▶ **Goal**
Drop the images; return everything else in the listing below exactly.

▶ **Supplied entries**
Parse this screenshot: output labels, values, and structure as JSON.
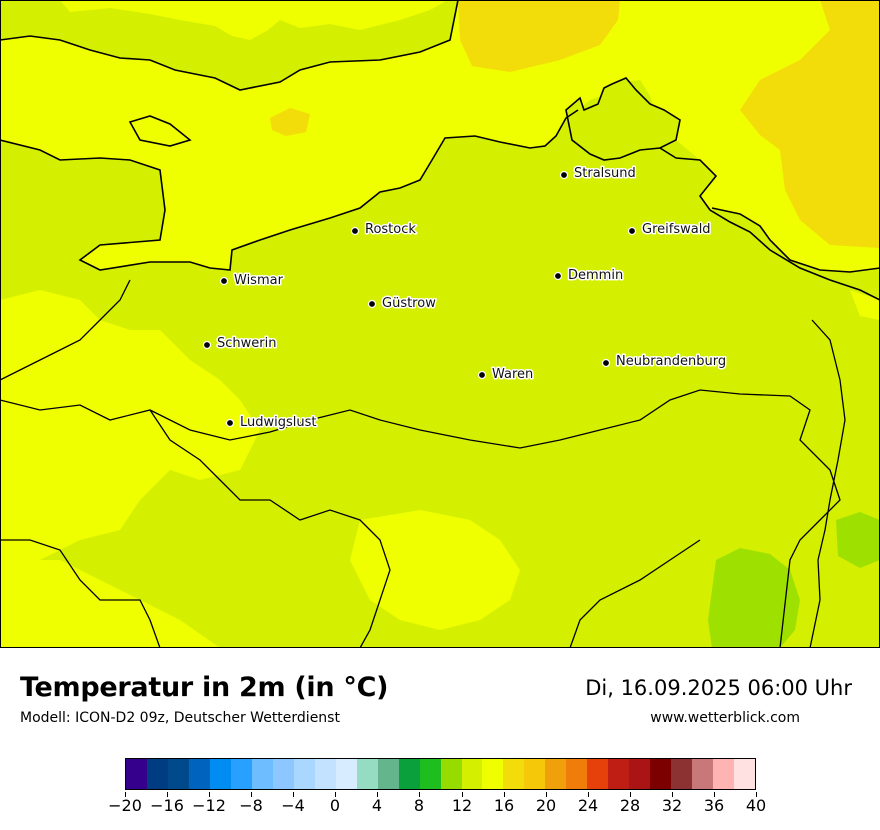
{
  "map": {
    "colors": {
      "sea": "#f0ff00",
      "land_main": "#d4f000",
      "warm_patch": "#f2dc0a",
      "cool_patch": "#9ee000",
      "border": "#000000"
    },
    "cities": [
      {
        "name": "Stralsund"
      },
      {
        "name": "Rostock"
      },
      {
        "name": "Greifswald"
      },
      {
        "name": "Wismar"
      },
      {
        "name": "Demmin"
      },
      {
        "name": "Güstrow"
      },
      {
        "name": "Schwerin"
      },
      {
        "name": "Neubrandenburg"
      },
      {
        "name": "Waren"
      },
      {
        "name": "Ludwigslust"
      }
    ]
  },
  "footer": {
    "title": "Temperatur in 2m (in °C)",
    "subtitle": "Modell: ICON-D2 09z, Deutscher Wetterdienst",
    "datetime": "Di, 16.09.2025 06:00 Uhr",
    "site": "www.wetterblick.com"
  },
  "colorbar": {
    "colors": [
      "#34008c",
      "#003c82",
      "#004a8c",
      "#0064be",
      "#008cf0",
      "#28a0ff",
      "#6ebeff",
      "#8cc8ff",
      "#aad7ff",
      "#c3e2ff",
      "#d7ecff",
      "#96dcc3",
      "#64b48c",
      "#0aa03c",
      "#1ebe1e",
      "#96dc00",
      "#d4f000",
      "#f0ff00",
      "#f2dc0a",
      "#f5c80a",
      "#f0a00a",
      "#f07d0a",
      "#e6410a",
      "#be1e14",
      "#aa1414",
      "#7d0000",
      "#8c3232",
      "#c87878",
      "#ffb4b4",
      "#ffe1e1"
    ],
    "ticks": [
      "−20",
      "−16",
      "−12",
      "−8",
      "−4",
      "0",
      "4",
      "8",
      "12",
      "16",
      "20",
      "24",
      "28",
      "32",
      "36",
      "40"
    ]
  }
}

▶ **The response**
Parse this screenshot: output labels, values, and structure as JSON.
{
  "map": {
    "colors": {
      "sea": "#f0ff00",
      "land_main": "#d4f000",
      "warm_patch": "#f2dc0a",
      "cool_patch": "#9ee000",
      "border": "#000000"
    },
    "cities": [
      {
        "name": "Stralsund"
      },
      {
        "name": "Rostock"
      },
      {
        "name": "Greifswald"
      },
      {
        "name": "Wismar"
      },
      {
        "name": "Demmin"
      },
      {
        "name": "Güstrow"
      },
      {
        "name": "Schwerin"
      },
      {
        "name": "Neubrandenburg"
      },
      {
        "name": "Waren"
      },
      {
        "name": "Ludwigslust"
      }
    ]
  },
  "footer": {
    "title": "Temperatur in 2m (in °C)",
    "subtitle": "Modell: ICON-D2 09z, Deutscher Wetterdienst",
    "datetime": "Di, 16.09.2025 06:00 Uhr",
    "site": "www.wetterblick.com"
  },
  "colorbar": {
    "colors": [
      "#34008c",
      "#003c82",
      "#004a8c",
      "#0064be",
      "#008cf0",
      "#28a0ff",
      "#6ebeff",
      "#8cc8ff",
      "#aad7ff",
      "#c3e2ff",
      "#d7ecff",
      "#96dcc3",
      "#64b48c",
      "#0aa03c",
      "#1ebe1e",
      "#96dc00",
      "#d4f000",
      "#f0ff00",
      "#f2dc0a",
      "#f5c80a",
      "#f0a00a",
      "#f07d0a",
      "#e6410a",
      "#be1e14",
      "#aa1414",
      "#7d0000",
      "#8c3232",
      "#c87878",
      "#ffb4b4",
      "#ffe1e1"
    ],
    "ticks": [
      "−20",
      "−16",
      "−12",
      "−8",
      "−4",
      "0",
      "4",
      "8",
      "12",
      "16",
      "20",
      "24",
      "28",
      "32",
      "36",
      "40"
    ]
  }
}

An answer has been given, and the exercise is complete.